DATASET EXTRACT:
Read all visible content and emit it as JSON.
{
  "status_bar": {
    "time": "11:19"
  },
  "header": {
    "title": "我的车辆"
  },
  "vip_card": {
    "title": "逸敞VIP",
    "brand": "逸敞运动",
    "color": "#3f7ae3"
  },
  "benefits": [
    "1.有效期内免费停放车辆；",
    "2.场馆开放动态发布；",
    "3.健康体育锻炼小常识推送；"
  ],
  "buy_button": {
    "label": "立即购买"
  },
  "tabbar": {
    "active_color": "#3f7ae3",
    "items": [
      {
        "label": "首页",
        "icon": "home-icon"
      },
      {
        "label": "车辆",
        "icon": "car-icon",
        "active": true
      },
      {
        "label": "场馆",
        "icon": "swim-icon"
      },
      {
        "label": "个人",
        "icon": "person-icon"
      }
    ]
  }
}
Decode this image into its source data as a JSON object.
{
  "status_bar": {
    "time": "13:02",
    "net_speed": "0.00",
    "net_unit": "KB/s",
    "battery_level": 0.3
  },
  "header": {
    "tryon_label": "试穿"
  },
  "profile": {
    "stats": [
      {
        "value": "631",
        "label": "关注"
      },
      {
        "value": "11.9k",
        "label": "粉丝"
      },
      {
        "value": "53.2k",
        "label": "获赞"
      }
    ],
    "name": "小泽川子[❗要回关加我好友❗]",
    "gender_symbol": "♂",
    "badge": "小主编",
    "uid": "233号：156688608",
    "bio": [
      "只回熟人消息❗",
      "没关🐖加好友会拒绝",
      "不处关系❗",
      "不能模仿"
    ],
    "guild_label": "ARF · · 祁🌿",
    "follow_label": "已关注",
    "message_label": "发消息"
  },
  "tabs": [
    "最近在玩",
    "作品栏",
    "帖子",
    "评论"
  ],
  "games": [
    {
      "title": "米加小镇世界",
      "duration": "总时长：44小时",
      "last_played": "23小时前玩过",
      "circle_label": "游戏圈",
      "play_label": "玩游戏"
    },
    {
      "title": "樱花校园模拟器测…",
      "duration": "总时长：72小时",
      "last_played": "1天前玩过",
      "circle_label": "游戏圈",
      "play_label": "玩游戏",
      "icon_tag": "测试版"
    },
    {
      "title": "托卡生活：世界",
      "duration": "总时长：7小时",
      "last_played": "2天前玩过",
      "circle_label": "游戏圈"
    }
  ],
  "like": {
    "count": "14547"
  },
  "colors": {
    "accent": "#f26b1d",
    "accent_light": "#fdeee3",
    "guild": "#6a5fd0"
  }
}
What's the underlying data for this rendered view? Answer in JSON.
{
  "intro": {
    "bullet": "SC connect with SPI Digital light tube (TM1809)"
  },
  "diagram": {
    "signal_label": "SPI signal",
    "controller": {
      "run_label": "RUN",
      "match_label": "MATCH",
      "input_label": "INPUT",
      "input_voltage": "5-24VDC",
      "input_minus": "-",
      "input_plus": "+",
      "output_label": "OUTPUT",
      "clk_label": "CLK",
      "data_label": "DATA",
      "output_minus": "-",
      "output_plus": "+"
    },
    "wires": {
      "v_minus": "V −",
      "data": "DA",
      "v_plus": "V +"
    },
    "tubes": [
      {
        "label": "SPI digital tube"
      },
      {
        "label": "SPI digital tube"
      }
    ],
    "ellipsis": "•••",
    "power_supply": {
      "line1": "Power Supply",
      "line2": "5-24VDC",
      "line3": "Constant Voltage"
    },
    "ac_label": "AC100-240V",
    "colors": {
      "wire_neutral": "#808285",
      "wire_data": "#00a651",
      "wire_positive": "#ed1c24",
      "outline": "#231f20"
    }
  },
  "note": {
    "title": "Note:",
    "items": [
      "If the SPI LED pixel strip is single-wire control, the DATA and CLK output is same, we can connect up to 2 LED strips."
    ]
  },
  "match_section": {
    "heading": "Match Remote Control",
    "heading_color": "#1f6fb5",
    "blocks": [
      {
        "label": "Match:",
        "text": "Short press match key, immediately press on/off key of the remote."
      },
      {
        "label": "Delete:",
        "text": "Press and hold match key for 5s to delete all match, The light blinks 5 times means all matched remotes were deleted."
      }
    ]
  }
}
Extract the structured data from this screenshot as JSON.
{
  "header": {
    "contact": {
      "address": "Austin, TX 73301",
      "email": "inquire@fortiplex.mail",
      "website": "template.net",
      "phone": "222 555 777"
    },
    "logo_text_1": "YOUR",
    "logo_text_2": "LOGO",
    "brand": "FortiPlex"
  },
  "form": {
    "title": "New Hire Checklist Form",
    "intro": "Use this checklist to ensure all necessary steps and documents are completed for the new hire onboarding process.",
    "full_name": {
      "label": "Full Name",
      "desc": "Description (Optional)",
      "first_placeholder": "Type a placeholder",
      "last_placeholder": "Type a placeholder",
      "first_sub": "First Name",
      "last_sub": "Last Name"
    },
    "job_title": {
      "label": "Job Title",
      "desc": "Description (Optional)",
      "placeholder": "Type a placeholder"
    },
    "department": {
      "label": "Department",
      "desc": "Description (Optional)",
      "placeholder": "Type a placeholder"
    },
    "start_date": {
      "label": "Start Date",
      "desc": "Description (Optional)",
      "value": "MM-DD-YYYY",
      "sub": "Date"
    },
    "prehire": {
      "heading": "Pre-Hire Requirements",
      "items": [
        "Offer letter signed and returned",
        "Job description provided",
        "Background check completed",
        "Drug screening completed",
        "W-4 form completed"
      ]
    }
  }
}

WRITTEN EXERCISE: Could you transcribe the records in full, exactly?

TASK RESPONSE:
Read all visible content and emit it as JSON.
{
  "status_bar": {
    "time": "11:19"
  },
  "header": {
    "title": "我的车辆"
  },
  "vip_card": {
    "title": "逸敞VIP",
    "brand": "逸敞运动",
    "color": "#3f7ae3"
  },
  "benefits": [
    "1.有效期内免费停放车辆；",
    "2.场馆开放动态发布；",
    "3.健康体育锻炼小常识推送；"
  ],
  "buy_button": {
    "label": "立即购买"
  },
  "tabbar": {
    "active_color": "#3f7ae3",
    "items": [
      {
        "label": "首页",
        "icon": "home-icon"
      },
      {
        "label": "车辆",
        "icon": "car-icon",
        "active": true
      },
      {
        "label": "场馆",
        "icon": "swim-icon"
      },
      {
        "label": "个人",
        "icon": "person-icon"
      }
    ]
  }
}
Decode this image into its source data as a JSON object.
{
  "status_bar": {
    "time": "13:02",
    "net_speed": "0.00",
    "net_unit": "KB/s",
    "battery_level": 0.3
  },
  "header": {
    "tryon_label": "试穿"
  },
  "profile": {
    "stats": [
      {
        "value": "631",
        "label": "关注"
      },
      {
        "value": "11.9k",
        "label": "粉丝"
      },
      {
        "value": "53.2k",
        "label": "获赞"
      }
    ],
    "name": "小泽川子[❗要回关加我好友❗]",
    "gender_symbol": "♂",
    "badge": "小主编",
    "uid": "233号：156688608",
    "bio": [
      "只回熟人消息❗",
      "没关🐖加好友会拒绝",
      "不处关系❗",
      "不能模仿"
    ],
    "guild_label": "ARF · · 祁🌿",
    "follow_label": "已关注",
    "message_label": "发消息"
  },
  "tabs": [
    "最近在玩",
    "作品栏",
    "帖子",
    "评论"
  ],
  "games": [
    {
      "title": "米加小镇世界",
      "duration": "总时长：44小时",
      "last_played": "23小时前玩过",
      "circle_label": "游戏圈",
      "play_label": "玩游戏"
    },
    {
      "title": "樱花校园模拟器测…",
      "duration": "总时长：72小时",
      "last_played": "1天前玩过",
      "circle_label": "游戏圈",
      "play_label": "玩游戏",
      "icon_tag": "测试版"
    },
    {
      "title": "托卡生活：世界",
      "duration": "总时长：7小时",
      "last_played": "2天前玩过",
      "circle_label": "游戏圈"
    }
  ],
  "like": {
    "count": "14547"
  },
  "colors": {
    "accent": "#f26b1d",
    "accent_light": "#fdeee3",
    "guild": "#6a5fd0"
  }
}
What's the underlying data for this rendered view? Answer in JSON.
{
  "intro": {
    "bullet": "SC connect with SPI Digital light tube (TM1809)"
  },
  "diagram": {
    "signal_label": "SPI signal",
    "controller": {
      "run_label": "RUN",
      "match_label": "MATCH",
      "input_label": "INPUT",
      "input_voltage": "5-24VDC",
      "input_minus": "-",
      "input_plus": "+",
      "output_label": "OUTPUT",
      "clk_label": "CLK",
      "data_label": "DATA",
      "output_minus": "-",
      "output_plus": "+"
    },
    "wires": {
      "v_minus": "V −",
      "data": "DA",
      "v_plus": "V +"
    },
    "tubes": [
      {
        "label": "SPI digital tube"
      },
      {
        "label": "SPI digital tube"
      }
    ],
    "ellipsis": "•••",
    "power_supply": {
      "line1": "Power Supply",
      "line2": "5-24VDC",
      "line3": "Constant Voltage"
    },
    "ac_label": "AC100-240V",
    "colors": {
      "wire_neutral": "#808285",
      "wire_data": "#00a651",
      "wire_positive": "#ed1c24",
      "outline": "#231f20"
    }
  },
  "note": {
    "title": "Note:",
    "items": [
      "If the SPI LED pixel strip is single-wire control, the DATA and CLK output is same, we can connect up to 2 LED strips."
    ]
  },
  "match_section": {
    "heading": "Match Remote Control",
    "heading_color": "#1f6fb5",
    "blocks": [
      {
        "label": "Match:",
        "text": "Short press match key, immediately press on/off key of the remote."
      },
      {
        "label": "Delete:",
        "text": "Press and hold match key for 5s to delete all match, The light blinks 5 times means all matched remotes were deleted."
      }
    ]
  }
}
Extract the structured data from this screenshot as JSON.
{
  "header": {
    "contact": {
      "address": "Austin, TX 73301",
      "email": "inquire@fortiplex.mail",
      "website": "template.net",
      "phone": "222 555 777"
    },
    "logo_text_1": "YOUR",
    "logo_text_2": "LOGO",
    "brand": "FortiPlex"
  },
  "form": {
    "title": "New Hire Checklist Form",
    "intro": "Use this checklist to ensure all necessary steps and documents are completed for the new hire onboarding process.",
    "full_name": {
      "label": "Full Name",
      "desc": "Description (Optional)",
      "first_placeholder": "Type a placeholder",
      "last_placeholder": "Type a placeholder",
      "first_sub": "First Name",
      "last_sub": "Last Name"
    },
    "job_title": {
      "label": "Job Title",
      "desc": "Description (Optional)",
      "placeholder": "Type a placeholder"
    },
    "department": {
      "label": "Department",
      "desc": "Description (Optional)",
      "placeholder": "Type a placeholder"
    },
    "start_date": {
      "label": "Start Date",
      "desc": "Description (Optional)",
      "value": "MM-DD-YYYY",
      "sub": "Date"
    },
    "prehire": {
      "heading": "Pre-Hire Requirements",
      "items": [
        "Offer letter signed and returned",
        "Job description provided",
        "Background check completed",
        "Drug screening completed",
        "W-4 form completed"
      ]
    }
  }
}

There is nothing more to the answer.